**SET PROBLEM 1:** In the Cary council week report, how large a tax increase does the manager's budget recommendation propose?
**SET PROBLEM 2:** Using the Cary council week report, explain why the manager's budget recommendation calls for a tax increase.
**SET PROBLEM 3:** Write the next part of the Cary council week report, picking up after its last sentence.

Cary, NC — This week was dominated by a council meeting and travel. It included an inter-city visit to Greenville, South Carolina, a trip to watch my youngest daughter graduate from college and another trip to move her to her new home and job.
Monday began with calls to council members to hear their concerns and questions about Tuesday’s regularly scheduled council meeting agenda. I was able to talk with all council members except Robinson. Most of the questions and comments I received were about the proposed changes to the Golf Course Noise Ordinance.
Later in the day, I met with Mayor Pro-Tem Smith, management, directors, administration, legal and public information to go over the agenda items. Our meeting concluded after about 20 minutes. Afterwards, I had my weekly one-on-one meeting with the town manager.
We had very few new items to talk about since most of the focus lately has been on the budget. Our meeting lasted about 20 minutes.
Tuesday, I met with cub scouts before the regularly scheduled council meeting. I explained what to expect during the council meeting and then answered questions. As one might guess, the questions included everything imaginable.
The regularly scheduled council meeting included the town manager’s budget presentation and the golf course noise ordinance which were the topics that generated the most emails and conversations leading up to the meeting.
Manager’s Budget Recommendation
The manager’s budget recommendation proposes a 3 cents tax increase. The first 2 cents of the increase will be to pay for projects the citizens/voters approved in the 2012 bond referendum. The last cent is mostly to cover the $1.5 million of revenue lost from the legislature’s elimination of the Privilege License Tax on businesses.
In addition, the manager pointed out that they have continued with several unfilled positions since the recession and that continuing that practice was unsustainable. The council will begin their discussion on the budget at a work session on May 19, 2015.
Golf Course Noise Ordinance
The golf course noise ordinance was to clarify golf course operations which were vaguely described in the current ordinance. Council decided to pretty much agree with what the course managers are doing today. That will allow an exception for mowing and blowing of the courses starting at 6 am instead of 7 am, which is starting time for everywhere else in town.

**RECORD LIST:**
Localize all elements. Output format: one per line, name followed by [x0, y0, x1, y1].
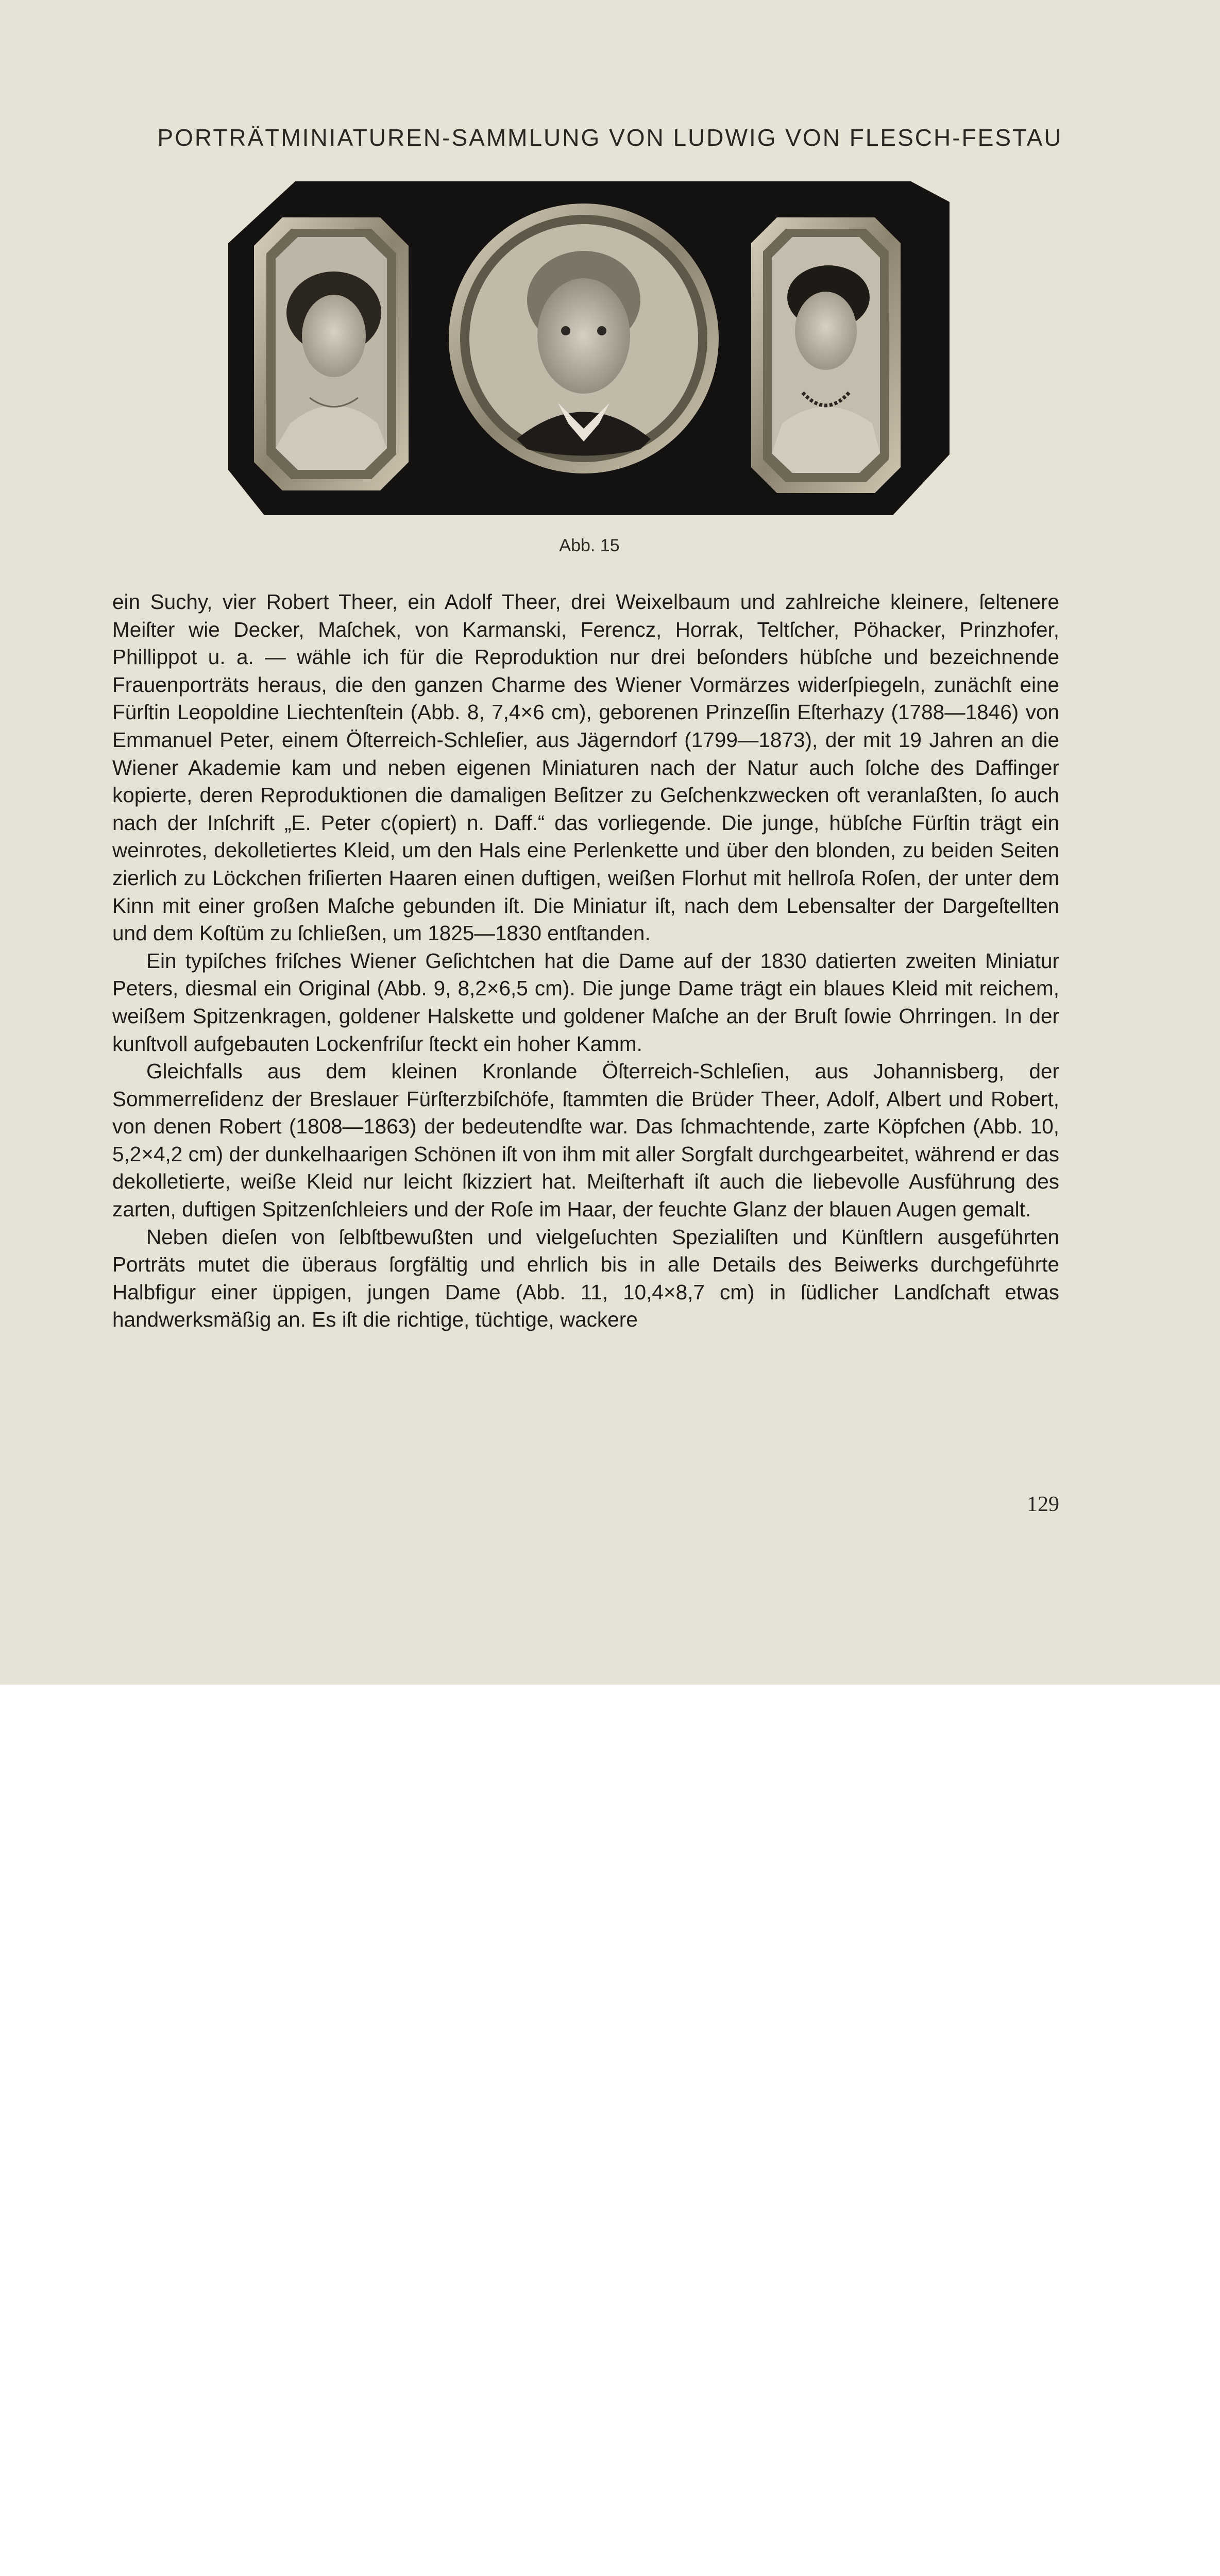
paragraph-1: ein Suchy, vier Robert Theer, ein Adolf Theer, drei Weixelbaum und zahlreiche kleinere, ſeltenere Meiſter wie Decker, Maſchek, von Karmanski, Ferencz, Horrak, Teltſcher, Pöhacker, Prinzhofer, Phillippot u. a. — wähle ich für die Reproduktion nur drei beſonders hübſche und bezeichnende Frauenporträts heraus, die den ganzen Charme des Wiener Vormärzes widerſpiegeln, zunächſt eine Fürſtin Leopoldine Liechtenſtein (Abb. 8, 7,4×6 cm), geborenen Prinzeſſin Eſterhazy (1788—1846) von Emmanuel Peter, einem Öſterreich-Schleſier, aus Jägerndorf (1799—1873), der mit 19 Jahren an die Wiener Akademie kam und neben eigenen Miniaturen nach der Natur auch ſolche des Daffinger kopierte, deren Reproduktionen die damaligen Beſitzer zu Geſchenkzwecken oft veranlaßten, ſo auch nach der Inſchrift „E. Peter c(opiert) n. Daff.“ das vorliegende. Die junge, hübſche Fürſtin trägt ein weinrotes, dekolletiertes Kleid, um den Hals eine Perlenkette und über den blonden, zu beiden Seiten zierlich zu Löckchen friſierten Haaren einen duftigen, weißen Florhut mit hellroſa Roſen, der unter dem Kinn mit einer großen Maſche gebunden iſt. Die Miniatur iſt, nach dem Lebensalter der Dargeſtellten und dem Koſtüm zu ſchließen, um 1825—1830 entſtanden.	[112, 590, 1059, 945]
figure-miniatures-photo	[228, 181, 950, 515]
miniature-center-boy	[449, 204, 719, 473]
page-number: 129	[1027, 1493, 1059, 1516]
miniature-left-woman	[254, 217, 409, 490]
miniatures-illustration	[228, 181, 950, 515]
paragraph-2: Ein typiſches friſches Wiener Geſichtchen hat die Dame auf der 1830 datierten zweiten Miniatur Peters, diesmal ein Original (Abb. 9, 8,2×6,5 cm). Die junge Dame trägt ein blaues Kleid mit reichem, weißem Spitzenkragen, goldener Halskette und goldener Maſche an der Bruſt ſowie Ohrringen. In der kunſtvoll aufgebauten Lockenfriſur ſteckt ein hoher Kamm.	[112, 948, 1059, 1056]
paragraph-4: Neben dieſen von ſelbſtbewußten und vielgeſuchten Spezialiſten und Künſtlern ausgeführten Porträts mutet die überaus ſorgfältig und ehrlich bis in alle Details des Beiwerks durchgeführte Halbfigur einer üppigen, jungen Dame (Abb. 11, 10,4×8,7 cm) in ſüdlicher Landſchaft etwas handwerksmäßig an. Es iſt die richtige, tüchtige, wackere	[112, 1225, 1059, 1332]
body-text	[112, 588, 1059, 1334]
paragraph-3: Gleichfalls aus dem kleinen Kronlande Öſterreich-Schleſien, aus Johannisberg, der Sommerreſidenz der Breslauer Fürſterzbiſchöfe, ſtammten die Brüder Theer, Adolf, Albert und Robert, von denen Robert (1808—1863) der bedeutendſte war. Das ſchmachtende, zarte Köpfchen (Abb. 10, 5,2×4,2 cm) der dunkelhaarigen Schönen iſt von ihm mit aller Sorgfalt durchgearbeitet, während er das dekolletierte, weiße Kleid nur leicht ſkizziert hat. Meiſterhaft iſt auch die liebevolle Ausführung des zarten, duftigen Spitzenſchleiers und der Roſe im Haar, der feuchte Glanz der blauen Augen gemalt.	[112, 1059, 1059, 1222]
figure-caption: Abb. 15	[559, 536, 620, 555]
running-header: PORTRÄTMINIATUREN-SAMMLUNG VON LUDWIG VON FLESCH-FESTAU	[157, 124, 1063, 151]
digitization-footer	[0, 1685, 1220, 1769]
miniature-right-woman	[751, 217, 901, 493]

**EXERCISE RESULT 1:** A 3-cent tax increase.

**EXERCISE RESULT 2:** The first 2 cents of the 3-cent increase would pay for projects that citizens approved in the 2012 bond referendum. The last cent is mostly meant to cover the $1.5 million in revenue lost when the legislature eliminated the Privilege License Tax on businesses.

**EXERCISE RESULT 3:**
This exception will be from April through September. A lot of time was spent on the decibel levels. It is important to understand that 60 decibels and lower is allowed at any time. That is equivalent to someone holding a conversation at three feet.
The council meeting ended around 9:30.
Wednesday, I joined all council members, a few staff, and several dozen chamber members on an inter-city visit to Greenville, South Carolina. The reason for the trip was to look at their downtown and to talk with elected officials and business leaders about how they went from a deserted downtown with boarded up businesses to a thriving regional attraction.
Tips from Greenville, SC
We also wanted to hear about their successes and failures along the way. The council was fortunate to meet and spend time with Mayor Knox White. While there were numerous takeaways from the trip, I will mention only a few:
- Make sure your streetscapes include water and sewer upgrades (we are doing this on Academy Street and our engineers are way too smart to make that kind of mistake).
- Capitalize on your towns greatest assets more than trying to create new ones.
- Pay attention to detail. Every public space can be greatly enhanced with more detail. And these types of improvements can be inexpensive.
- Consider using art and infrastructure to display history, historic people and historic features.
- Always work toward your vision even though it may be unpopular at times.
I left Greenville on Thursday night so that I could attend my daughter’s school graduation on Friday morning. This was followed by my daughter’s degree presentation on Saturday night and then the adventure of moving her to her new job in Morehead City during tropical storm weather.
What a way to end the week!
Emails from Staff
Emails this week include a staff report on housing permits from April. Last month the average size of a new single family home in Cary was 3,830 square feet as compared to the average size of 3,345 square feet in 2011.
An email was also received from the homebuilders association about housing permits. In their report, Cary and Raleigh had the same number of permits pulled in April. They also report that Cary permits are down 23% from the number issued twelve months ago.
Emails from Citizens
Emails from citizens this week included several on the golf course noise ordinance, a complaint about the installation practices by a communication company, a complaint about a school bus stop, a comment on the Cary Town Mall rezoning, a concern about the Cary ESC office and a concern about a rezoning on Chapel Hill Road.
Get in Touch
Next week will be a busy one. On the calendar is a teacher appreciation event, a state of the town address, a quasi-judicial hearing, a ribbon cutting and several meetings.
Well, that is all for this week. My next post will be on Sunday, May 17th. Although I have Facebook and Twitter accounts those are not the best means of communications with me. Please send all Town of Cary questions or comments to Harold.Weinbrecht@townofcary.org and email personal comments to firstname.lastname@example.org.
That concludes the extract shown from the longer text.